▶ [WRITTEN REQUEST] Among the lines below, count those containing the word "background". Give the number only.

▶ [RECORD EXTRACTS]

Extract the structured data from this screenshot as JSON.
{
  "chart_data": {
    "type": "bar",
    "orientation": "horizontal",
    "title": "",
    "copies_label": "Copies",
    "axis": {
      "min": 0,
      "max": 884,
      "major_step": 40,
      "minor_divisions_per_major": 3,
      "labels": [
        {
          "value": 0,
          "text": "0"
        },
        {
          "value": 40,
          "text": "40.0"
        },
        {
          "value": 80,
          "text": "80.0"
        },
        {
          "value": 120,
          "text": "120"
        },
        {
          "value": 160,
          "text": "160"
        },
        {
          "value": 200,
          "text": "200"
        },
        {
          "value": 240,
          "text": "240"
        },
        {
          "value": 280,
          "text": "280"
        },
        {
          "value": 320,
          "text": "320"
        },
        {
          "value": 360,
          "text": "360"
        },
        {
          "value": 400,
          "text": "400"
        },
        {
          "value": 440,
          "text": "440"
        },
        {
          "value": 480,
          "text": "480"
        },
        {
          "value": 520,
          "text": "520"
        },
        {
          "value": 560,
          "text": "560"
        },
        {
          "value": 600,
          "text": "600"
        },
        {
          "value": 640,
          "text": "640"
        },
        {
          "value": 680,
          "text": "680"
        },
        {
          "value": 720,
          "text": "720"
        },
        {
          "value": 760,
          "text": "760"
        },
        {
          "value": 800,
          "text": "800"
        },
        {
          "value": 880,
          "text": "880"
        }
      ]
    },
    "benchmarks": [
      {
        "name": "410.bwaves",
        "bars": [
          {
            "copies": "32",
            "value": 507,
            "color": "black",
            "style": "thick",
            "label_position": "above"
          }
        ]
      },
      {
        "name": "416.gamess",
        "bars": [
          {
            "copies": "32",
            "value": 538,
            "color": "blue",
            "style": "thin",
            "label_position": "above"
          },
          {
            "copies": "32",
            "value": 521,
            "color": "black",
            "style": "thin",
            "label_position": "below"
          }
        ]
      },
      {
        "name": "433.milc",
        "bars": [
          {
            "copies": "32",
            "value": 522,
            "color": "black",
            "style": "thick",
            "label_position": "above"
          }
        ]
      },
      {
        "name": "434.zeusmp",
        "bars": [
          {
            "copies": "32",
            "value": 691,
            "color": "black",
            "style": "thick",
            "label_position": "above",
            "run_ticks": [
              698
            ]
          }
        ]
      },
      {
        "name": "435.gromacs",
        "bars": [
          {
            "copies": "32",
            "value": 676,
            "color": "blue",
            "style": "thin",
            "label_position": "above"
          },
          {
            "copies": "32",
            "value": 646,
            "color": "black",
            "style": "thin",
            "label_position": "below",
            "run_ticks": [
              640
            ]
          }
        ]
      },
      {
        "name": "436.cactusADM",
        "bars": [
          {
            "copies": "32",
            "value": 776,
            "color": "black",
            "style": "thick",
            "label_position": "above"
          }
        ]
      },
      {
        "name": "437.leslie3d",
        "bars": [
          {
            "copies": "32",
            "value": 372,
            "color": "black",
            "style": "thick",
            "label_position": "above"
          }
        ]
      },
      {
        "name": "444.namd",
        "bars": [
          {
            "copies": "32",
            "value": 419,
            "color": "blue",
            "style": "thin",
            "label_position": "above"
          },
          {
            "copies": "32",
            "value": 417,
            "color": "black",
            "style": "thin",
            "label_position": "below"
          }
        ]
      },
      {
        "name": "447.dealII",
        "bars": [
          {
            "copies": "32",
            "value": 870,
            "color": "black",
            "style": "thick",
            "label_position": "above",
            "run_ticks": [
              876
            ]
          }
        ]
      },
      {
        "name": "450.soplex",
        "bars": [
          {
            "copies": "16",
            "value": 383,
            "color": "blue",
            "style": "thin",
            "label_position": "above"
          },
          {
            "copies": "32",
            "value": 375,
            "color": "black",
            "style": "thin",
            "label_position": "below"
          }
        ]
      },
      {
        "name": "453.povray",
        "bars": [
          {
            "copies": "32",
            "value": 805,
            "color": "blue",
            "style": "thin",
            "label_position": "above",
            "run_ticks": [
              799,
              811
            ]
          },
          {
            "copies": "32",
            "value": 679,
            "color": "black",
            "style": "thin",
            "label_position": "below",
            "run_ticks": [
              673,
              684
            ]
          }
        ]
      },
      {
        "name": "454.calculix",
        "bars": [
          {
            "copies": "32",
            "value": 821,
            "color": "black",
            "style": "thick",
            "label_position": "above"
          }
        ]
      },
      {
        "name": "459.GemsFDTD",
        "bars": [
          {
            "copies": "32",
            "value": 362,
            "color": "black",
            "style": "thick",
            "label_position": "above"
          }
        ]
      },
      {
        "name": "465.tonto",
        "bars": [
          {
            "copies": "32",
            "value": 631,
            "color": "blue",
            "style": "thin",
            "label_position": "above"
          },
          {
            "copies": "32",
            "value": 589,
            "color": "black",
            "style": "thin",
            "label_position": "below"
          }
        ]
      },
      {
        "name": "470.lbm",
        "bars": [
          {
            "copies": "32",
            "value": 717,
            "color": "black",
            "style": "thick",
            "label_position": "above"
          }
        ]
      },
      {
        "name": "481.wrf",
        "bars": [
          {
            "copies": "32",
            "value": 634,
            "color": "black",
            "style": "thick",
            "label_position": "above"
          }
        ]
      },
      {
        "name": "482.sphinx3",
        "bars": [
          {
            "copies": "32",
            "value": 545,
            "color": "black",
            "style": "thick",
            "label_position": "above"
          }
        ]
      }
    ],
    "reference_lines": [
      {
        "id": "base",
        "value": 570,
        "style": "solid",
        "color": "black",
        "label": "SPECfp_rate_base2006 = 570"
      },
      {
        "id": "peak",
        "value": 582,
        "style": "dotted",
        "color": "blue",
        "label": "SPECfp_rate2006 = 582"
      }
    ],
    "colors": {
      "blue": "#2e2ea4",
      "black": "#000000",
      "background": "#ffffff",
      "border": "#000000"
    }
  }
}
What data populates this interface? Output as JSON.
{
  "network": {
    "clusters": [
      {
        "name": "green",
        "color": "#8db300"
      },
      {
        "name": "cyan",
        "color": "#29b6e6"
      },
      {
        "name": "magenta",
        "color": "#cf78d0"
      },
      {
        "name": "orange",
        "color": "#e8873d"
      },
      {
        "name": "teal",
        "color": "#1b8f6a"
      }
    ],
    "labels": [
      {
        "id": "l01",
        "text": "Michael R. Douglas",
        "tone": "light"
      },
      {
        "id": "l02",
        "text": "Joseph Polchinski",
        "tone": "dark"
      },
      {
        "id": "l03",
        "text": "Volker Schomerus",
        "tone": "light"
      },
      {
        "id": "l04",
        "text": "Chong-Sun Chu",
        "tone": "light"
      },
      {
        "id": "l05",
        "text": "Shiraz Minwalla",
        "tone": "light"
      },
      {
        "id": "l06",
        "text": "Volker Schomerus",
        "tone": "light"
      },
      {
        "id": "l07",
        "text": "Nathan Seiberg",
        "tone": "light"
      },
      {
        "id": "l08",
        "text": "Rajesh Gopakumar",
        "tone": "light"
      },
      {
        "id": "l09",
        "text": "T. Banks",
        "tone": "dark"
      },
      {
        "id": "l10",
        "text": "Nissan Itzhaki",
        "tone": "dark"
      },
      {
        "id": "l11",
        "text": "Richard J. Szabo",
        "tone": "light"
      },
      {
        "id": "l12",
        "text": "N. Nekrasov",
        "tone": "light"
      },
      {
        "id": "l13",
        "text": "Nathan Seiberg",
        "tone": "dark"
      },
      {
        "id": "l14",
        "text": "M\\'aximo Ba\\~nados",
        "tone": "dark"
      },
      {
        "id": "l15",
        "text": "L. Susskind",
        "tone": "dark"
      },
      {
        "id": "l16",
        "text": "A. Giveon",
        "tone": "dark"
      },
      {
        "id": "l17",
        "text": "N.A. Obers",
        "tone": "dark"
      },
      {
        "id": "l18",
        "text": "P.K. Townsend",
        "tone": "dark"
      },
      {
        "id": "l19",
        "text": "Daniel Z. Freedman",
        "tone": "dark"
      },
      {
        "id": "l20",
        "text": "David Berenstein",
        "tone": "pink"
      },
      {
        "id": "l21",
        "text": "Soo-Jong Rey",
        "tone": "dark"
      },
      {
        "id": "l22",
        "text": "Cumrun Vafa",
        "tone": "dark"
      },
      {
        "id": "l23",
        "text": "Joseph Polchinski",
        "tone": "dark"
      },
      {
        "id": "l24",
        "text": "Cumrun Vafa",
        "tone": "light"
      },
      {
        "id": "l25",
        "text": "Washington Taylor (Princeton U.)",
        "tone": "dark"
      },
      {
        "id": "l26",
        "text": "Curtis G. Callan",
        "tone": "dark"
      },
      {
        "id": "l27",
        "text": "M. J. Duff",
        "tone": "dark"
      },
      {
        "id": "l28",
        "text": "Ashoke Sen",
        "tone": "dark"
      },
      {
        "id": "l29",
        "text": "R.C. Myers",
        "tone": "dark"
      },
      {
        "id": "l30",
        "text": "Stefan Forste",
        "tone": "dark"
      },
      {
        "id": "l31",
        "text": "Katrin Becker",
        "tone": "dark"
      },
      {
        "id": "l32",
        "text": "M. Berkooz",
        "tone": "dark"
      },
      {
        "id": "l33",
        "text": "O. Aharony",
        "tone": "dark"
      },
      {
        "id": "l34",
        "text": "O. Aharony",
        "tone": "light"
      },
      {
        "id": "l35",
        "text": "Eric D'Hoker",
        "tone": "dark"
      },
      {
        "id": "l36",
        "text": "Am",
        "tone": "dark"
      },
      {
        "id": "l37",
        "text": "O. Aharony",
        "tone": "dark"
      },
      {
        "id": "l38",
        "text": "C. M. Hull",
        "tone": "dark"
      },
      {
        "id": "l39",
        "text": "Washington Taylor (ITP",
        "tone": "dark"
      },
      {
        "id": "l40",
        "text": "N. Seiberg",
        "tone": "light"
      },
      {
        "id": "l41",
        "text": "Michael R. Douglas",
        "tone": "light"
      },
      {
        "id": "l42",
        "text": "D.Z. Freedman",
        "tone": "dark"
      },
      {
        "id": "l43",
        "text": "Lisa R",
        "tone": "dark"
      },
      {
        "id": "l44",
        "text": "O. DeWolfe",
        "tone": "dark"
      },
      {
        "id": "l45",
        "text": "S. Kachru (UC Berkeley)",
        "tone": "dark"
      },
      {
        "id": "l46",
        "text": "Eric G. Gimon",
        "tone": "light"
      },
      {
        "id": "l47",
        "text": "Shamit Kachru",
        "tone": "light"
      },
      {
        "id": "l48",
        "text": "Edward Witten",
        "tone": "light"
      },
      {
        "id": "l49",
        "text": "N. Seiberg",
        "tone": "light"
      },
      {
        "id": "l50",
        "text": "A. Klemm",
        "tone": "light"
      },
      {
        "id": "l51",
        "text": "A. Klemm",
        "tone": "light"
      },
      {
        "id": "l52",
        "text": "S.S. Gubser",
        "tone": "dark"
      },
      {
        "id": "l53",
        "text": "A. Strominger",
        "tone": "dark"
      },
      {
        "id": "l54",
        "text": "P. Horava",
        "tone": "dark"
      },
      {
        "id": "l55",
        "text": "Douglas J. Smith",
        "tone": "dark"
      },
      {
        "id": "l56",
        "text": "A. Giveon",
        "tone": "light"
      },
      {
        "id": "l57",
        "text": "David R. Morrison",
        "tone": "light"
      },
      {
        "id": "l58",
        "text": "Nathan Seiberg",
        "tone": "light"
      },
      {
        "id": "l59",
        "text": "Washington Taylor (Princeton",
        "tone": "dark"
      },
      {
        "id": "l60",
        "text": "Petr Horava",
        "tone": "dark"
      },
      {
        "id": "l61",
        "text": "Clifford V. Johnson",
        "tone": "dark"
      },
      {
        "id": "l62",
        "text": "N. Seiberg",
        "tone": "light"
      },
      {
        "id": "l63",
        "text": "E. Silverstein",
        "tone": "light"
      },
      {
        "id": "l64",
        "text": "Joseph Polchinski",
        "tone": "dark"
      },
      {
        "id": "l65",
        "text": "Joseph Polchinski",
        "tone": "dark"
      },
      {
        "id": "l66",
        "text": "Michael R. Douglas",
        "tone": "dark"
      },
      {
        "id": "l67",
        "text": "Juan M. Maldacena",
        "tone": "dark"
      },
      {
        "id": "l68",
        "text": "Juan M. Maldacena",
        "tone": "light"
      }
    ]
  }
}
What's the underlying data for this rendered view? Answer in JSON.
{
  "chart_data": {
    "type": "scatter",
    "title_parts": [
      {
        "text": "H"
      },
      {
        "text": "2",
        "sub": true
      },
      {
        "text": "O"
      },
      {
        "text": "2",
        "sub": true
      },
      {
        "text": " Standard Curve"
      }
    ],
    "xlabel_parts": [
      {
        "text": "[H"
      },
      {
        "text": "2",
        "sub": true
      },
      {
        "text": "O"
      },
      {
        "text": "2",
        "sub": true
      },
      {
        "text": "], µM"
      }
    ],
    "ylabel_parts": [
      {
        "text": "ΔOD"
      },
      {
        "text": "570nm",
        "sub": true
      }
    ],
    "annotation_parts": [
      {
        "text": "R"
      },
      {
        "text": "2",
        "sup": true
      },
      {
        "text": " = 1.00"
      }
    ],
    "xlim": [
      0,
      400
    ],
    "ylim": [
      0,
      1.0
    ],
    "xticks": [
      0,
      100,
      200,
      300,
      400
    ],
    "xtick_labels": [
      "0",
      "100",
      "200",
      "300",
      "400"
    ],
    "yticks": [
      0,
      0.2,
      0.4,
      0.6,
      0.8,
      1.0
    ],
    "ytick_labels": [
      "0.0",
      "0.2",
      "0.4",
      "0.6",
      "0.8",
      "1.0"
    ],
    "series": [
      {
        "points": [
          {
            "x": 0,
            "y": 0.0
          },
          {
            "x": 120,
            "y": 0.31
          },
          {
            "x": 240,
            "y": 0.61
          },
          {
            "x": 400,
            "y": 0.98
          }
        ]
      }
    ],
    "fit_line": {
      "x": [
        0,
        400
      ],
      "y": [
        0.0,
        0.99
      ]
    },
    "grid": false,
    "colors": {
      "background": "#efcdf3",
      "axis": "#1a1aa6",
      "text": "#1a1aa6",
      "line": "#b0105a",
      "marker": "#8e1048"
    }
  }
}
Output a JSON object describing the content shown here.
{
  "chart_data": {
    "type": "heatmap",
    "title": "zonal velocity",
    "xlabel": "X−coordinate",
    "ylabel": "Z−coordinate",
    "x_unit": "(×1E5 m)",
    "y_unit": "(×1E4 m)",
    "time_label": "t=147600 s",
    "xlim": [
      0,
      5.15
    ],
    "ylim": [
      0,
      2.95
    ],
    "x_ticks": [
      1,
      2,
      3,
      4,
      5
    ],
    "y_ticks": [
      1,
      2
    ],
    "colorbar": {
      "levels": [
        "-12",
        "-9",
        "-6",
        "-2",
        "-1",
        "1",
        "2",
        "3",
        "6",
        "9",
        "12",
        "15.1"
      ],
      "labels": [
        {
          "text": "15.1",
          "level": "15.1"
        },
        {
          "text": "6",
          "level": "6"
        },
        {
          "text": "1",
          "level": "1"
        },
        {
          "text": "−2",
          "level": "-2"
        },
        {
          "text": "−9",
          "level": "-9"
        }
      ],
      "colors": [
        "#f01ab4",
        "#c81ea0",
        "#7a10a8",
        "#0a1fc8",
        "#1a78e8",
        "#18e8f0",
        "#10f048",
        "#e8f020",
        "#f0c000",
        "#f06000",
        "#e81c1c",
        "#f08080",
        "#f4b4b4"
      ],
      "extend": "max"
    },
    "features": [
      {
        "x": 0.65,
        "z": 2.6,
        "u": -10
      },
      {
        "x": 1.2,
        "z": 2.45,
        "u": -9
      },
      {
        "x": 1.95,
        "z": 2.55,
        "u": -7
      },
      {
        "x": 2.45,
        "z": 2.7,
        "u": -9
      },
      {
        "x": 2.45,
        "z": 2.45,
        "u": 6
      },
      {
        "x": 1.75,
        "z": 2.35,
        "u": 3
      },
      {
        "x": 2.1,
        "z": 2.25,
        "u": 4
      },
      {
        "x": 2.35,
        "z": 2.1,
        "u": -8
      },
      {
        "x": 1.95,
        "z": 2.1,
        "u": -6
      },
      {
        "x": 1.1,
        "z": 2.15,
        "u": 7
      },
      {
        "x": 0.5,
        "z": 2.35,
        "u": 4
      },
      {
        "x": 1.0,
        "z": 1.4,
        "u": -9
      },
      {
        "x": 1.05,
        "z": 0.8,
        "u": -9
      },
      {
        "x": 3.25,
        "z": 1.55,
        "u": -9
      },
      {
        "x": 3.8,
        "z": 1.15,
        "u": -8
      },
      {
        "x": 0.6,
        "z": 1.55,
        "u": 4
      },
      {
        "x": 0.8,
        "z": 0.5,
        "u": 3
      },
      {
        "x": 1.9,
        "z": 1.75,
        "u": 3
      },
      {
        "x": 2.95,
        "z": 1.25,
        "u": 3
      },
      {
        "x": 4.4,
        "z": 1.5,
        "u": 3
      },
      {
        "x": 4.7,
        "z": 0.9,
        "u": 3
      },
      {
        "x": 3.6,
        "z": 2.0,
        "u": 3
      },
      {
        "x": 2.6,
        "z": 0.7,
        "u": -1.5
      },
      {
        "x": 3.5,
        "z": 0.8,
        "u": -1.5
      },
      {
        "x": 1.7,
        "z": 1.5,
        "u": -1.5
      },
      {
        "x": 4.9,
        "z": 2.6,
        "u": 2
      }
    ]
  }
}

▶ [SOLUTION BELOW] 2